> Collection entries
⟨

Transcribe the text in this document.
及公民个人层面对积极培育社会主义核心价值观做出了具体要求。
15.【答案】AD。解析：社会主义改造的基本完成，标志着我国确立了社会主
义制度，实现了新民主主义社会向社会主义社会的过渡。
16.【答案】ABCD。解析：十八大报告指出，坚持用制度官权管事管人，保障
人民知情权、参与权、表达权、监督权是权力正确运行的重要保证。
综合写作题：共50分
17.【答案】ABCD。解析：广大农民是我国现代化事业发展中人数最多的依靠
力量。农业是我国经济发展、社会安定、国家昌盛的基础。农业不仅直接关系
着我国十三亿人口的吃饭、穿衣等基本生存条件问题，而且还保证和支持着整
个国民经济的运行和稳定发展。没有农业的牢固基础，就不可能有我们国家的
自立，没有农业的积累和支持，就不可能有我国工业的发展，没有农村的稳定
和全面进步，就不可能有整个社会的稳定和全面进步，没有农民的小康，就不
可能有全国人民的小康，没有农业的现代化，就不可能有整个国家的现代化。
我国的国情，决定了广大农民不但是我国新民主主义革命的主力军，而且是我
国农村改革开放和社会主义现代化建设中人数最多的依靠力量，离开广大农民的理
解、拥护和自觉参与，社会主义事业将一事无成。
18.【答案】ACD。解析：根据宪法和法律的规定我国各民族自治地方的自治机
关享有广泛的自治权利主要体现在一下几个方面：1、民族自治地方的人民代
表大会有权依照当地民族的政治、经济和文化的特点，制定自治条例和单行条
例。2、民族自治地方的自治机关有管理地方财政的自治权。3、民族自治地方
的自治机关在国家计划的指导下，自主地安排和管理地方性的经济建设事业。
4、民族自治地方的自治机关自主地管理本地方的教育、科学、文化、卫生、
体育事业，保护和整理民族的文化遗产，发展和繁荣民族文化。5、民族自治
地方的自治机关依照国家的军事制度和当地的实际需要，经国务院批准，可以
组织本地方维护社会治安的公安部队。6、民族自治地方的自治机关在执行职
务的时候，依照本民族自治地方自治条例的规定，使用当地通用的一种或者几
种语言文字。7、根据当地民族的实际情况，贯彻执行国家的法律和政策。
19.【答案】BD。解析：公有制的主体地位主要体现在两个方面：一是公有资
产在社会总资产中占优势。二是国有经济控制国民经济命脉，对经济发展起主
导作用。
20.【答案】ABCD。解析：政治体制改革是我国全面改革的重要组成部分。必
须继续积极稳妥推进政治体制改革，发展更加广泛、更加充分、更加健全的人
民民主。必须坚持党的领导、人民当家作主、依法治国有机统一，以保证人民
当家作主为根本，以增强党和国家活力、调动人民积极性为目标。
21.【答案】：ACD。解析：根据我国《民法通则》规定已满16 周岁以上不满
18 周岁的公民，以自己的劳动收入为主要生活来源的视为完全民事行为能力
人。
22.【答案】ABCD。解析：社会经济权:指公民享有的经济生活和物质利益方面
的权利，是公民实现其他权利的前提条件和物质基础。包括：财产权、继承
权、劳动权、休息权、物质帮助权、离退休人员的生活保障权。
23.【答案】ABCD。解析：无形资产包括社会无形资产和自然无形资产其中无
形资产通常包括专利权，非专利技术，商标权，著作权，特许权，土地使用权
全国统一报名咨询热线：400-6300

⟩
⟨

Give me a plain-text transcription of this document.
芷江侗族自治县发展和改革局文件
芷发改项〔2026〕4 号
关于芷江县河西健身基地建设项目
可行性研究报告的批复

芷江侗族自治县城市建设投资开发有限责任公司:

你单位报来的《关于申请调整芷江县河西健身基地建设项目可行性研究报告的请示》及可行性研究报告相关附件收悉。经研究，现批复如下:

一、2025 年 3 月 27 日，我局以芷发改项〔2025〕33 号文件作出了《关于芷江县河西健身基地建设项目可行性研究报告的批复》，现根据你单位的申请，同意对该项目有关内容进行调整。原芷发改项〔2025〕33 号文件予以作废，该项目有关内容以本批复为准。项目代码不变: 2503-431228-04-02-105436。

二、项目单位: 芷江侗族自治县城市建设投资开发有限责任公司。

⟩

> What is asked
Every line of the listing that holds "document" should be found and copied.

> Response below
Transcribe the text in this document.
Give me a plain-text transcription of this document.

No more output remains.